_Data to process_.
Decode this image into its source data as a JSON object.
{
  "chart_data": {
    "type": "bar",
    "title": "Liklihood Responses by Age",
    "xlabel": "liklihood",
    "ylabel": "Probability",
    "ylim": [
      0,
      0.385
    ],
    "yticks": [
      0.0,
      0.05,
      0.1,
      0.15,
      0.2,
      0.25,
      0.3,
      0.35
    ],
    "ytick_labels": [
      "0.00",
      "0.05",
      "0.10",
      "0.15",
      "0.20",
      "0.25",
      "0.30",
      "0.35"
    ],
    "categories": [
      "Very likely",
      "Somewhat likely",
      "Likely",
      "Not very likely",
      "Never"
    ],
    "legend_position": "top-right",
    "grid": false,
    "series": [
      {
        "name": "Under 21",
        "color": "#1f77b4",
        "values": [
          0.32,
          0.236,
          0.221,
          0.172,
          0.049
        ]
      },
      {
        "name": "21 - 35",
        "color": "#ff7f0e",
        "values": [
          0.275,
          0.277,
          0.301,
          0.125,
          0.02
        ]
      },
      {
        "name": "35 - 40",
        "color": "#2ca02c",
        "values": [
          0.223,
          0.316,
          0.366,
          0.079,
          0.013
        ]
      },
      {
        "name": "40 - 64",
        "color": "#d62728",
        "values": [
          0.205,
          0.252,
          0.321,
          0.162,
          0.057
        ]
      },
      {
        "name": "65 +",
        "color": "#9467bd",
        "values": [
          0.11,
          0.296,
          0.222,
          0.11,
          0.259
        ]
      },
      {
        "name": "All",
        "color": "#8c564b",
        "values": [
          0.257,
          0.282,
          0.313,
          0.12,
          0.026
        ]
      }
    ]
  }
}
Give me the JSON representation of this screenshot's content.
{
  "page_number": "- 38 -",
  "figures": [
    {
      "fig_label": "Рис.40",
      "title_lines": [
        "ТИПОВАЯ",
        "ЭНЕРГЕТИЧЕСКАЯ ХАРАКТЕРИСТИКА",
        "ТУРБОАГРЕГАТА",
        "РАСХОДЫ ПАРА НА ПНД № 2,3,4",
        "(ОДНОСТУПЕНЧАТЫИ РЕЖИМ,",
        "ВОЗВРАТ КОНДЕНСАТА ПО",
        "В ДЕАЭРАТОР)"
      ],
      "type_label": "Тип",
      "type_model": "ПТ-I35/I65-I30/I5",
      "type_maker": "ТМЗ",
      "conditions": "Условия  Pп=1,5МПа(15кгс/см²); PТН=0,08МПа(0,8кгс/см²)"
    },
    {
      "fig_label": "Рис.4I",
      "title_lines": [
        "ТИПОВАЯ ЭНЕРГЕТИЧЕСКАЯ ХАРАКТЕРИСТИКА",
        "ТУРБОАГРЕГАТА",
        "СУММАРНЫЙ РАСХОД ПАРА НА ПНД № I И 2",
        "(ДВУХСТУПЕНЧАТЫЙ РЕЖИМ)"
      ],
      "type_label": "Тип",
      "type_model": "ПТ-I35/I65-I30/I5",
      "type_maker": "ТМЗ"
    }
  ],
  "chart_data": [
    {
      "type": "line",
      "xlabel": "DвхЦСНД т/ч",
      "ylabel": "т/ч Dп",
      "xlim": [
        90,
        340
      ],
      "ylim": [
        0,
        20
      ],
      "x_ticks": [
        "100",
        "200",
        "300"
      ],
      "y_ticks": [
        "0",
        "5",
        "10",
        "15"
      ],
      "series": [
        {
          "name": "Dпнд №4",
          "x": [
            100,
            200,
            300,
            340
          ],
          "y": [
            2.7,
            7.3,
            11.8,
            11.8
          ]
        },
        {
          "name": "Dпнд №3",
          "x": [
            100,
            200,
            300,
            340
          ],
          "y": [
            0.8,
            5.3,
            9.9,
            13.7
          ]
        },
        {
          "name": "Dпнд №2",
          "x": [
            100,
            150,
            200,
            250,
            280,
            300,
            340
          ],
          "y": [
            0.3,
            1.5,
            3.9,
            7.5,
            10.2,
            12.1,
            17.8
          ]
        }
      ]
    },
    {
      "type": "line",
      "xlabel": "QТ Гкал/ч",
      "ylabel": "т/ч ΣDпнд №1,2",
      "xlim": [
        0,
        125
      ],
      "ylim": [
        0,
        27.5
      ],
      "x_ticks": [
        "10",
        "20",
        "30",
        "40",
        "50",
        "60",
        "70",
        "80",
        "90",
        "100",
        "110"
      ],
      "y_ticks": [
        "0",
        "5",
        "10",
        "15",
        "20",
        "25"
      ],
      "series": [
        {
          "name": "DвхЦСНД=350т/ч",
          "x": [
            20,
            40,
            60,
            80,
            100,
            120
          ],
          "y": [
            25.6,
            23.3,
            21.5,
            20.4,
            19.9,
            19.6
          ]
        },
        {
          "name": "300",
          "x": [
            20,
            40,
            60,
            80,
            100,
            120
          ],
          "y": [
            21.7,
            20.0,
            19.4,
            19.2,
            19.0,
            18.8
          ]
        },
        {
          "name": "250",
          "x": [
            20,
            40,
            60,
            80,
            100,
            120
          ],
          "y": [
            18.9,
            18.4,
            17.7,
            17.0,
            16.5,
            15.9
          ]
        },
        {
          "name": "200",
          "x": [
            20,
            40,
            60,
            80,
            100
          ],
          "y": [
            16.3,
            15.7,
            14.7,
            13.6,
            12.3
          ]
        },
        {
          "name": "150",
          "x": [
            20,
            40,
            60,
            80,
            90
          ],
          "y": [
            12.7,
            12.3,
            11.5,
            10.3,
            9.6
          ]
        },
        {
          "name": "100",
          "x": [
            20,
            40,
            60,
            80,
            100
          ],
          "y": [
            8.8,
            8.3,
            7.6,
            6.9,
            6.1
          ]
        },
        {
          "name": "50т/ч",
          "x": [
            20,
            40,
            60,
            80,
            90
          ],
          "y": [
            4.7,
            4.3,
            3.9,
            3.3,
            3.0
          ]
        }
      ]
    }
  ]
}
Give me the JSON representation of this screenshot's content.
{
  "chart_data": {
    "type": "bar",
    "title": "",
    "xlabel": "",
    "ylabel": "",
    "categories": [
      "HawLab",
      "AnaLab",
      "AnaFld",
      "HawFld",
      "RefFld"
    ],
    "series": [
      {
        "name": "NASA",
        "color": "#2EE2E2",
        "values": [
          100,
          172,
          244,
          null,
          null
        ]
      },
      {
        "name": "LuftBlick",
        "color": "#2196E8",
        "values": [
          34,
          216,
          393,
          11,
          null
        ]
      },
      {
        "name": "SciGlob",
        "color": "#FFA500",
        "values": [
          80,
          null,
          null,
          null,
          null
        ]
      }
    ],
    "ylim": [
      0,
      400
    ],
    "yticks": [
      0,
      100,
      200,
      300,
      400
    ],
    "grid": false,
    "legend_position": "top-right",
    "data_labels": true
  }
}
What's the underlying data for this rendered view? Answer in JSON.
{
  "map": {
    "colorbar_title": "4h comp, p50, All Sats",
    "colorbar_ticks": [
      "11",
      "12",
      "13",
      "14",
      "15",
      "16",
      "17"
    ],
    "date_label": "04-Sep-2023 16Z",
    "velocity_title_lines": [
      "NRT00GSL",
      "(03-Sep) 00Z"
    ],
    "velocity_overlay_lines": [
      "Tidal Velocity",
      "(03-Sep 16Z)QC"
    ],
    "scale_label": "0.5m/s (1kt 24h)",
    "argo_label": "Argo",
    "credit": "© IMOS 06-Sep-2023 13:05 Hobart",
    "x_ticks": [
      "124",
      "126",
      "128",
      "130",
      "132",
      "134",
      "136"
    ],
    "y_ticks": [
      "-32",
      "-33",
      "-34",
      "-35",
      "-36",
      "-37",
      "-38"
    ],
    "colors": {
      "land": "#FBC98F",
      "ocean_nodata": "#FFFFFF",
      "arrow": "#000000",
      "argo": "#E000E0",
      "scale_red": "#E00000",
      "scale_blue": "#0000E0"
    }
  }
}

_Short task_.
Identify how many lines in the entries above contain the word "ylabel" and provide only that figure.

_Task output_.
4